### Task requirements:
Convert every entry below into a JSON list of strings, one string per line, leaving out any blank lines.

=== Data in this exercise ===

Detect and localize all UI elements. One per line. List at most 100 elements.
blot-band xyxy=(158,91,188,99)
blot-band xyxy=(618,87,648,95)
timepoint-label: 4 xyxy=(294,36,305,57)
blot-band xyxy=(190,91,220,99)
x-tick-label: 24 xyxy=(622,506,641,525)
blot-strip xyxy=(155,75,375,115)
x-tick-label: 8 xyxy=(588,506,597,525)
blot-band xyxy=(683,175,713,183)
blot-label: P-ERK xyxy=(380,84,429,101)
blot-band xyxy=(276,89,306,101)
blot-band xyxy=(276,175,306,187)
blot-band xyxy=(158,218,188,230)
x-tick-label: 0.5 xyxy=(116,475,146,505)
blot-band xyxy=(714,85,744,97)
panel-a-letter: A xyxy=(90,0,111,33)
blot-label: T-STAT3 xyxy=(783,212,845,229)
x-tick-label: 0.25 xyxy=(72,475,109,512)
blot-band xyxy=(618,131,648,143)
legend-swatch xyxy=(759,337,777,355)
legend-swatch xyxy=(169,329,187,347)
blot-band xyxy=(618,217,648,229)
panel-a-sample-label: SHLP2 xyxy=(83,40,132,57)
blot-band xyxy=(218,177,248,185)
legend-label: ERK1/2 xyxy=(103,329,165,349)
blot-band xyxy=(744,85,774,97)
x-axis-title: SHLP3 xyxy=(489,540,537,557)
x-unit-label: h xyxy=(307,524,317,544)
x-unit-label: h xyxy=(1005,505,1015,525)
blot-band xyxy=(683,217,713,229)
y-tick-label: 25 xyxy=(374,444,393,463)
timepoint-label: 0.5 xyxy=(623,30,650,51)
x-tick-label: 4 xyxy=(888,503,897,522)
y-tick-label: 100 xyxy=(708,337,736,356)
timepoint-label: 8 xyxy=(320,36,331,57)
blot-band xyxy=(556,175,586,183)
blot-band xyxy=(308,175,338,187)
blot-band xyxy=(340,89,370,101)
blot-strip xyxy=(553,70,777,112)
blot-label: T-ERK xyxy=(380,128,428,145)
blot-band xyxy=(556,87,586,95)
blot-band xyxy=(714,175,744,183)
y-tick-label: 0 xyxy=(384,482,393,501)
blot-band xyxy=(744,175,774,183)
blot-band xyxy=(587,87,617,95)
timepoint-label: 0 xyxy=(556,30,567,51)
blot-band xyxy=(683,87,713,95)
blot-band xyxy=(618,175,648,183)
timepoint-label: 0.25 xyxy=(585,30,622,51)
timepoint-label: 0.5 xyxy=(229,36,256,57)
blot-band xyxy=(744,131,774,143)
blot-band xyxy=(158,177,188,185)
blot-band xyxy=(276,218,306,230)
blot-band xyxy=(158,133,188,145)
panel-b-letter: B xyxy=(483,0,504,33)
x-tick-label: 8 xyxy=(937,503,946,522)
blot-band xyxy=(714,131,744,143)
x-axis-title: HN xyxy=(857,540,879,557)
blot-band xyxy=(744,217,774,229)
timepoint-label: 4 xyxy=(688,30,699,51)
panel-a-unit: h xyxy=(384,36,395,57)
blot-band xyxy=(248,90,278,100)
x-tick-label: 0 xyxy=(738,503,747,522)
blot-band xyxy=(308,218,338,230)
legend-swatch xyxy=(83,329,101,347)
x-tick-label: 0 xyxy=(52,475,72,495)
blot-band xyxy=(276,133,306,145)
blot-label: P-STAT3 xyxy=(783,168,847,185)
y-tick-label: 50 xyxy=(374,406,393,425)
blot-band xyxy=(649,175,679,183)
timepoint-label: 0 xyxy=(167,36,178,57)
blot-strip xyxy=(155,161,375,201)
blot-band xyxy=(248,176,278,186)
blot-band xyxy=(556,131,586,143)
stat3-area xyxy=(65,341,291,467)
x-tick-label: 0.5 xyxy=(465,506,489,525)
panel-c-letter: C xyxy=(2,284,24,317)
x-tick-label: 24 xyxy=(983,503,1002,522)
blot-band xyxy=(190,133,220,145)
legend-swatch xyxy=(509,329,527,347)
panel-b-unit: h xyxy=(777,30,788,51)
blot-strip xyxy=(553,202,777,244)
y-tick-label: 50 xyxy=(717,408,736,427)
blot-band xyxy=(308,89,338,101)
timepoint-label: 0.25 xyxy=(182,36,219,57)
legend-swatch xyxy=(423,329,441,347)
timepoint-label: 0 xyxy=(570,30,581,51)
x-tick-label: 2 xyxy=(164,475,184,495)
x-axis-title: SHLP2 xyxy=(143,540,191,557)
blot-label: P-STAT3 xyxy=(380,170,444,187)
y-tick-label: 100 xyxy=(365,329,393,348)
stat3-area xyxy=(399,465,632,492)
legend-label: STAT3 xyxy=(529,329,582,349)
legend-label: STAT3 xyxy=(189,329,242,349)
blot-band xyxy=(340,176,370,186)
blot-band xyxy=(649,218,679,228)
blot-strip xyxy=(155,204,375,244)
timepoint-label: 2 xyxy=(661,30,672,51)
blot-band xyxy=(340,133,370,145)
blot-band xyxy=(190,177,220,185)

===

### The output:
[
  "Detect and localize all UI elements. One per line. List at most 100 elements.",
  "blot-band xyxy=(158,91,188,99)",
  "blot-band xyxy=(618,87,648,95)",
  "timepoint-label: 4 xyxy=(294,36,305,57)",
  "blot-band xyxy=(190,91,220,99)",
  "x-tick-label: 24 xyxy=(622,506,641,525)",
  "blot-strip xyxy=(155,75,375,115)",
  "x-tick-label: 8 xyxy=(588,506,597,525)",
  "blot-band xyxy=(683,175,713,183)",
  "blot-label: P-ERK xyxy=(380,84,429,101)",
  "blot-band xyxy=(276,89,306,101)",
  "blot-band xyxy=(276,175,306,187)",
  "blot-band xyxy=(158,218,188,230)",
  "x-tick-label: 0.5 xyxy=(116,475,146,505)",
  "blot-band xyxy=(714,85,744,97)",
  "panel-a-letter: A xyxy=(90,0,111,33)",
  "blot-label: T-STAT3 xyxy=(783,212,845,229)",
  "x-tick-label: 0.25 xyxy=(72,475,109,512)",
  "blot-band xyxy=(618,131,648,143)",
  "legend-swatch xyxy=(759,337,777,355)",
  "legend-swatch xyxy=(169,329,187,347)",
  "blot-band xyxy=(618,217,648,229)",
  "panel-a-sample-label: SHLP2 xyxy=(83,40,132,57)",
  "blot-band xyxy=(218,177,248,185)",
  "legend-label: ERK1/2 xyxy=(103,329,165,349)",
  "blot-band xyxy=(744,85,774,97)",
  "x-axis-title: SHLP3 xyxy=(489,540,537,557)",
  "x-unit-label: h xyxy=(307,524,317,544)",
  "x-unit-label: h xyxy=(1005,505,1015,525)",
  "blot-band xyxy=(683,217,713,229)",
  "y-tick-label: 25 xyxy=(374,444,393,463)",
  "timepoint-label: 0.5 xyxy=(623,30,650,51)",
  "x-tick-label: 4 xyxy=(888,503,897,522)",
  "y-tick-label: 100 xyxy=(708,337,736,356)",
  "timepoint-label: 8 xyxy=(320,36,331,57)",
  "blot-band xyxy=(556,175,586,183)",
  "blot-band xyxy=(308,175,338,187)",
  "blot-band xyxy=(340,89,370,101)",
  "blot-strip xyxy=(553,70,777,112)",
  "blot-label: T-ERK xyxy=(380,128,428,145)",
  "blot-band xyxy=(556,87,586,95)",
  "blot-band xyxy=(714,175,744,183)",
  "y-tick-label: 0 xyxy=(384,482,393,501)",
  "blot-band xyxy=(744,175,774,183)",
  "blot-band xyxy=(587,87,617,95)",
  "timepoint-label: 0 xyxy=(556,30,567,51)",
  "blot-band xyxy=(683,87,713,95)",
  "blot-band xyxy=(618,175,648,183)",
  "timepoint-label: 0.25 xyxy=(585,30,622,51)",
  "timepoint-label: 0.5 xyxy=(229,36,256,57)",
  "blot-band xyxy=(744,131,774,143)",
  "blot-band xyxy=(158,177,188,185)",
  "blot-band xyxy=(276,218,306,230)",
  "blot-band xyxy=(158,133,188,145)",
  "panel-b-letter: B xyxy=(483,0,504,33)",
  "x-tick-label: 8 xyxy=(937,503,946,522)",
  "blot-band xyxy=(714,131,744,143)",
  "x-axis-title: HN xyxy=(857,540,879,557)",
  "blot-band xyxy=(744,217,774,229)",
  "timepoint-label: 4 xyxy=(688,30,699,51)",
  "panel-a-unit: h xyxy=(384,36,395,57)",
  "blot-band xyxy=(248,90,278,100)",
  "x-tick-label: 0 xyxy=(738,503,747,522)",
  "blot-band xyxy=(308,218,338,230)",
  "legend-swatch xyxy=(83,329,101,347)",
  "x-tick-label: 0 xyxy=(52,475,72,495)",
  "blot-band xyxy=(276,133,306,145)",
  "blot-label: P-STAT3 xyxy=(783,168,847,185)",
  "y-tick-label: 50 xyxy=(374,406,393,425)",
  "blot-band xyxy=(649,175,679,183)",
  "timepoint-label: 0 xyxy=(167,36,178,57)",
  "blot-strip xyxy=(155,161,375,201)",
  "blot-band xyxy=(248,176,278,186)",
  "blot-band xyxy=(556,131,586,143)",
  "stat3-area xyxy=(65,341,291,467)",
  "x-tick-label: 0.5 xyxy=(465,506,489,525)",
  "panel-c-letter: C xyxy=(2,284,24,317)",
  "x-tick-label: 24 xyxy=(983,503,1002,522)",
  "blot-band xyxy=(190,133,220,145)",
  "legend-swatch xyxy=(509,329,527,347)",
  "panel-b-unit: h xyxy=(777,30,788,51)",
  "blot-strip xyxy=(553,202,777,244)",
  "y-tick-label: 50 xyxy=(717,408,736,427)",
  "blot-band xyxy=(308,89,338,101)",
  "timepoint-label: 0.25 xyxy=(182,36,219,57)",
  "legend-swatch xyxy=(423,329,441,347)",
  "timepoint-label: 0 xyxy=(570,30,581,51)",
  "x-tick-label: 2 xyxy=(164,475,184,495)",
  "x-axis-title: SHLP2 xyxy=(143,540,191,557)",
  "blot-label: P-STAT3 xyxy=(380,170,444,187)",
  "y-tick-label: 100 xyxy=(365,329,393,348)",
  "stat3-area xyxy=(399,465,632,492)",
  "legend-label: STAT3 xyxy=(529,329,582,349)",
  "legend-label: STAT3 xyxy=(189,329,242,349)",
  "blot-band xyxy=(340,176,370,186)",
  "blot-band xyxy=(649,218,679,228)",
  "blot-strip xyxy=(155,204,375,244)",
  "timepoint-label: 2 xyxy=(661,30,672,51)",
  "blot-band xyxy=(340,133,370,145)",
  "blot-band xyxy=(190,177,220,185)"
]